#### Task instructions
Quote the records that follow in full, leaving the pictures out.

#### Extracted information
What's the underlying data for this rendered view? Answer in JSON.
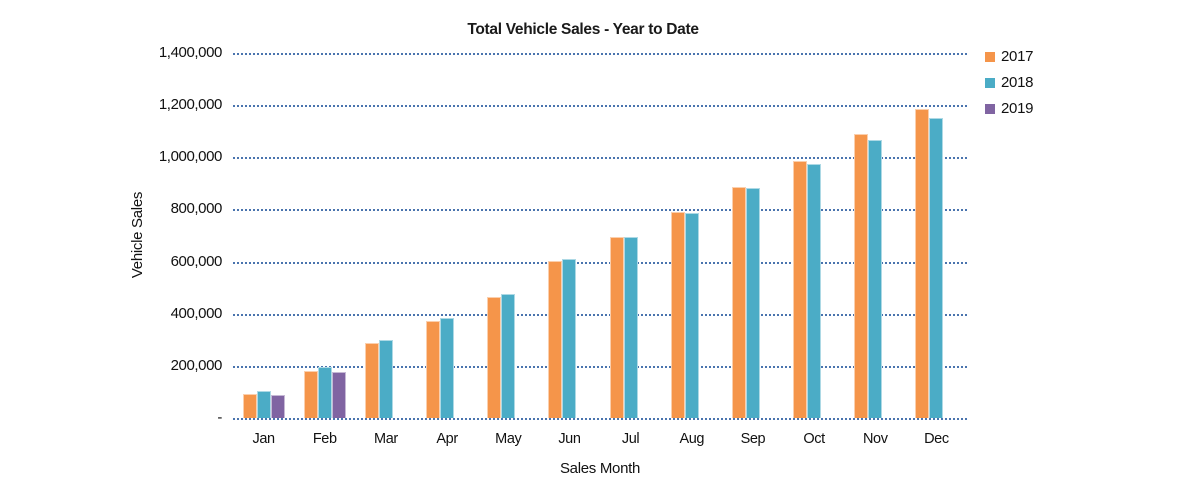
{
  "chart_data": {
    "type": "bar",
    "title": "Total Vehicle Sales - Year to Date",
    "xlabel": "Sales Month",
    "ylabel": "Vehicle Sales",
    "categories": [
      "Jan",
      "Feb",
      "Mar",
      "Apr",
      "May",
      "Jun",
      "Jul",
      "Aug",
      "Sep",
      "Oct",
      "Nov",
      "Dec"
    ],
    "series": [
      {
        "name": "2017",
        "color": "#F5954A",
        "values": [
          93000,
          181000,
          287000,
          373000,
          464000,
          604000,
          696000,
          790000,
          888000,
          986000,
          1089000,
          1187000
        ]
      },
      {
        "name": "2018",
        "color": "#4BACC6",
        "values": [
          102000,
          195000,
          299000,
          384000,
          476000,
          611000,
          695000,
          785000,
          882000,
          973000,
          1065000,
          1152000
        ]
      },
      {
        "name": "2019",
        "color": "#8064A2",
        "values": [
          90000,
          176000,
          null,
          null,
          null,
          null,
          null,
          null,
          null,
          null,
          null,
          null
        ]
      }
    ],
    "ylim": [
      0,
      1400000
    ],
    "ytick_step": 200000,
    "ytick_labels": [
      "-",
      "200,000",
      "400,000",
      "600,000",
      "800,000",
      "1,000,000",
      "1,200,000",
      "1,400,000"
    ],
    "grid": true,
    "gridline_color": "#4a74ae",
    "legend_position": "right"
  }
}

#### Response for this exercise
What's the underlying data for this rendered view? Answer in JSON.
{
  "chart_data": {
    "type": "bar",
    "title": "Total Vehicle Sales - Year to Date",
    "xlabel": "Sales Month",
    "ylabel": "Vehicle Sales",
    "categories": [
      "Jan",
      "Feb",
      "Mar",
      "Apr",
      "May",
      "Jun",
      "Jul",
      "Aug",
      "Sep",
      "Oct",
      "Nov",
      "Dec"
    ],
    "series": [
      {
        "name": "2017",
        "color": "#F5954A",
        "values": [
          93000,
          181000,
          287000,
          373000,
          464000,
          604000,
          696000,
          790000,
          888000,
          986000,
          1089000,
          1187000
        ]
      },
      {
        "name": "2018",
        "color": "#4BACC6",
        "values": [
          102000,
          195000,
          299000,
          384000,
          476000,
          611000,
          695000,
          785000,
          882000,
          973000,
          1065000,
          1152000
        ]
      },
      {
        "name": "2019",
        "color": "#8064A2",
        "values": [
          90000,
          176000,
          null,
          null,
          null,
          null,
          null,
          null,
          null,
          null,
          null,
          null
        ]
      }
    ],
    "ylim": [
      0,
      1400000
    ],
    "ytick_step": 200000,
    "ytick_labels": [
      "-",
      "200,000",
      "400,000",
      "600,000",
      "800,000",
      "1,000,000",
      "1,200,000",
      "1,400,000"
    ],
    "grid": true,
    "gridline_color": "#4a74ae",
    "legend_position": "right"
  }
}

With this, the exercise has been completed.